Compiti dell'esercitazione:
1. Risponda alle seguenti domande sul testo relativo all'atto di Ottone IV:
(a) Presso quale archivio è conservato il documento originale?
(b) Secondo il Regesto ASSi, a partire dalla morte di quale imperatore vengono rimessi ai Senesi i tributi non pagati?
(c) Secondo G. Tommasi, in quale regione i Senesi avrebbero dovuto mandare la loro gente contro Federigo?
2. Elenchi tutte le fonti indicate tra parentesi quadre nella sezione «Spoglio» del testo relativo all'atto di Ottone IV.
3. Prosegua il testo relativo all'atto di Ottone IV, riprendendo subito dopo la sua ultima frase.

1209, 29 ottobre, l’Imperatore Ottone IV di Brunswick a San Miniato
In  questa pagina è proposta la trascrizione e il commento dell'atto rilasciato dall'Imperatore Ottone IV di Brunswick alla città di Siena il 29 ottobre 1209.

L’ORIGINALE. Il documento originale è conservato presso l’Archivio di Stato di Siena, Fondo Diplomatico, Diplomatico Riformagioni Balzana, Pergamena 009 – 1209 ottobre 29, casella 32. Il documento è visualizzabile on-line al seguente link >>>.

SPOGLIO. [Regesto ASSi] Ottone IV, volendo punire i ribelli e premiare i fedeli, riceve i Senesi suoi devoti sotto la sua protezione e rimette loro tutti i tributi non pagati dalla morte dell'imperatore Enrico VI fino a quel giorno. [J. F. Boehmer] Otto IV nimmt die von Siena wieder in seine gnade, erlässt ihnen alle seit dem tode Kaiser Heinrichs nicht geleisteten zahlungen und befreit sie vom ersatze inzwischen angerichteten schadens. San Miniato 1209 oct. 29. [G. Tommasi] (Ottone IV) si condusse da Chiuci a S. Miniato, dove a 27. Di Ottobre per mezzo degli Ambasciadori Sanesi, che lo havevan sempre seguitato, ricevè la Repubblica, e tutta la città nella pienezza della grazia sua, e promesse relassarle tutte le gravezze, e tributi soliti pagarsi agli Imperadori, ed in tutto liberarla, pur che mandassero seco in Puglia sua gente contro a Federigo: e pagassero i feudi decorsi dalla morte di Arrigo VI fin a quel giorno; e fù l’uno, e l’altro partito accettato.

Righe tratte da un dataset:
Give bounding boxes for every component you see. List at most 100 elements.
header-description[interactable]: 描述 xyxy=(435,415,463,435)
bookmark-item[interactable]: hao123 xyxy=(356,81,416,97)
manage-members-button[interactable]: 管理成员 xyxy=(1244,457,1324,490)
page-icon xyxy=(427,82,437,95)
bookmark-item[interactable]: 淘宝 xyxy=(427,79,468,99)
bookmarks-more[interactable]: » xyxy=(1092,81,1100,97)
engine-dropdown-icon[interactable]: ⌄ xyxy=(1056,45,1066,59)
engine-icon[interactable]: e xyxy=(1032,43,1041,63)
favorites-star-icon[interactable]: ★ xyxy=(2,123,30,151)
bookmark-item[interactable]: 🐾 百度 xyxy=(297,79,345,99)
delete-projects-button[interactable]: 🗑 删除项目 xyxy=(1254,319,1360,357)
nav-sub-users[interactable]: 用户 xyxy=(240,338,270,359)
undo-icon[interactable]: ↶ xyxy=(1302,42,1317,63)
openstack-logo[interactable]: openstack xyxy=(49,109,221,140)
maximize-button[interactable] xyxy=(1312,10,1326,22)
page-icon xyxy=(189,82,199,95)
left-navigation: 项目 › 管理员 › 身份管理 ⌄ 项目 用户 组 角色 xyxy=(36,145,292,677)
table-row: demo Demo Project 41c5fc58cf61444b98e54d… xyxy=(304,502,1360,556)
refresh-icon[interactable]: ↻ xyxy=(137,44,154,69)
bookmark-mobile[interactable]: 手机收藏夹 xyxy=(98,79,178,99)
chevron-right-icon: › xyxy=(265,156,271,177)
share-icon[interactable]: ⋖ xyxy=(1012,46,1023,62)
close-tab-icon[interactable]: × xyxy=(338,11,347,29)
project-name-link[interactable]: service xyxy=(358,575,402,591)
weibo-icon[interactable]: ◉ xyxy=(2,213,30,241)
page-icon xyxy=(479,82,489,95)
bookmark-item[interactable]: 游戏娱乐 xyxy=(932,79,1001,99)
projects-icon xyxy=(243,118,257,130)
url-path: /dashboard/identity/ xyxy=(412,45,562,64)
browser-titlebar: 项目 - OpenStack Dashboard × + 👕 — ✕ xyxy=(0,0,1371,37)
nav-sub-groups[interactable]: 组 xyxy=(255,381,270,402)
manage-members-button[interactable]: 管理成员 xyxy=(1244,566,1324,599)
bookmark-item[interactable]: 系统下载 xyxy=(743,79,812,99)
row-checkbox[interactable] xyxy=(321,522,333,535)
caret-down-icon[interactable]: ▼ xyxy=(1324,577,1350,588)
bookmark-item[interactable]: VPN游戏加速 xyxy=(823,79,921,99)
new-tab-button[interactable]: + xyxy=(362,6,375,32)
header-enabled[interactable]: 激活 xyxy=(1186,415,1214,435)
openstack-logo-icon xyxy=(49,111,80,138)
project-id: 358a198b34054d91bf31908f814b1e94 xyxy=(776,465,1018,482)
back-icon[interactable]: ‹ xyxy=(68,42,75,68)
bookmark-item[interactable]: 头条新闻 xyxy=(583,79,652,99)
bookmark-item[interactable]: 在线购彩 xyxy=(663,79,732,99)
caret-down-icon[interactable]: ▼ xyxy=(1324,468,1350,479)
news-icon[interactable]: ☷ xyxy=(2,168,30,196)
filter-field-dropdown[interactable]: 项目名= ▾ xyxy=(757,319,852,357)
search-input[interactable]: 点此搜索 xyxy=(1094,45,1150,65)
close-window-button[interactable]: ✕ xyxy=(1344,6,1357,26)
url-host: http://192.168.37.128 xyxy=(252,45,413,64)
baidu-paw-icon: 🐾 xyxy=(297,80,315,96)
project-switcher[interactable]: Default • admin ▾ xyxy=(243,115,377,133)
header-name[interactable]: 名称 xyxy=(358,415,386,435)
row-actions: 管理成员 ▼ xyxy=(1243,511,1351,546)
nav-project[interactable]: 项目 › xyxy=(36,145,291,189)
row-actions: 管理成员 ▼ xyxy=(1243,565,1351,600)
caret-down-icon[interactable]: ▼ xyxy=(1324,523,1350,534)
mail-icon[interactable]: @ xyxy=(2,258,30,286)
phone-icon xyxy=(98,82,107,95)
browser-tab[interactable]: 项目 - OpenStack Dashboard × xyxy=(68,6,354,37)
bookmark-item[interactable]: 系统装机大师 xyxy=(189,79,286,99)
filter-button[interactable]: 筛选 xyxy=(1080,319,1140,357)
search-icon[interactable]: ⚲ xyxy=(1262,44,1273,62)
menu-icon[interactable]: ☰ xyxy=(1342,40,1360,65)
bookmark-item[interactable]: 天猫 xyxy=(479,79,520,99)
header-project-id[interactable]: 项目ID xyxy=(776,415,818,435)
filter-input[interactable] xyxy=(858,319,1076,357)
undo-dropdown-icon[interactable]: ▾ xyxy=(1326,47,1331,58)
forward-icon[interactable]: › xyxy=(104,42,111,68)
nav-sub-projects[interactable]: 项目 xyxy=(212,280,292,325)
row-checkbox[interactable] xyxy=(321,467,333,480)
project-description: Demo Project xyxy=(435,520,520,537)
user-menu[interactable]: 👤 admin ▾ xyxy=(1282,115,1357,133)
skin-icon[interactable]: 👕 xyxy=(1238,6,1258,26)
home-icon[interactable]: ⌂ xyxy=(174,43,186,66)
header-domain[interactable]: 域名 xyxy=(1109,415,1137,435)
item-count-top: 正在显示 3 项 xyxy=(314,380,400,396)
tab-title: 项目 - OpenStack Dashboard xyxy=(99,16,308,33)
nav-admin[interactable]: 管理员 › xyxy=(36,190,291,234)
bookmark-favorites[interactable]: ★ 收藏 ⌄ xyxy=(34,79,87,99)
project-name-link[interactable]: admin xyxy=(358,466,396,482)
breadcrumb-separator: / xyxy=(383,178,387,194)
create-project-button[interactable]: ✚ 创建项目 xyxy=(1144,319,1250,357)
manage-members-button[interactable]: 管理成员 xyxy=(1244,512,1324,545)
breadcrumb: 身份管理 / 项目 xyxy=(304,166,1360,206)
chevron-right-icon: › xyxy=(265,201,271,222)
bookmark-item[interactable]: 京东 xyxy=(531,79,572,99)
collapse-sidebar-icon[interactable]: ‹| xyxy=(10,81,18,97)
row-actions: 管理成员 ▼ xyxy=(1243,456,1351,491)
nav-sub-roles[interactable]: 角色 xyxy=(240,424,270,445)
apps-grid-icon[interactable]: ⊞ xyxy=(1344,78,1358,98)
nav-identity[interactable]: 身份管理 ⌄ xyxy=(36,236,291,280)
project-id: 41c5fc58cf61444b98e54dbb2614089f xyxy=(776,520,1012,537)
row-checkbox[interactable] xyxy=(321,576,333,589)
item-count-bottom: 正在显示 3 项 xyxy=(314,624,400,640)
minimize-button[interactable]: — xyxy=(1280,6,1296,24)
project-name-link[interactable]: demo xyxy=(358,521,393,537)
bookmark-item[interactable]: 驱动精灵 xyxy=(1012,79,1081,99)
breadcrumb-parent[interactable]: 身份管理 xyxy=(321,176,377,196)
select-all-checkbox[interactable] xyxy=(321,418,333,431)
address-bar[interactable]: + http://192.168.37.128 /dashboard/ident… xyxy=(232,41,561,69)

Risultati per compito:
1.
(a) Presso l'Archivio di Stato di Siena.
(b) L'imperatore Enrico VI.
(c) In Puglia.

2.
Regesto ASSi
J. F. Boehmer
G. Tommasi

3.
COMMENTO a cura di Francesco Fiumalbi
Il 4 ottobre 1209, a Roma, il Papa incoronò Imperatore Ottone di Brunswick [1175-1218]. Costui  era il rivale “guelfo” di Federico II per il trono del Regno di Sicilia, lo stesso Federico che lo priverà della corona imperiale con l’elezione a Re dei Romani (1211).
Il documento proposto in questa pagina, datato 29 ottobre 1209, si inserisce nei giorni immediatamente successivi alla sua incoronazione. Proprio la controversia per il Regno di Sicilia determinò lo scoppio dello scontro con Papa Innocenzo III, fautore di Federico II. Il novello Imperatore occupò militarmente vasti territori della Chiesa (fra cui Montefiascone, Viterbo, Perugia e Orvieto) ed aggredì il Regno di Sicilia in Puglia e in Campania. Fin dai primi giorni, dunque, l’Imperatore cercò di trovare sostegno nelle città della Toscana, in particolare con Siena e Pisa (indirettamente anche con Volterra), per poter realizzare il suo disegno politico e riunire l’Italia Meridionale con il resto dell’Impero. Tuttavia, questa sua attività politica e militare gli varrà l’inimicizia di Papa Innocenzo III, che lo scomunicherà il 18 novembre 1210, segnandone il declino.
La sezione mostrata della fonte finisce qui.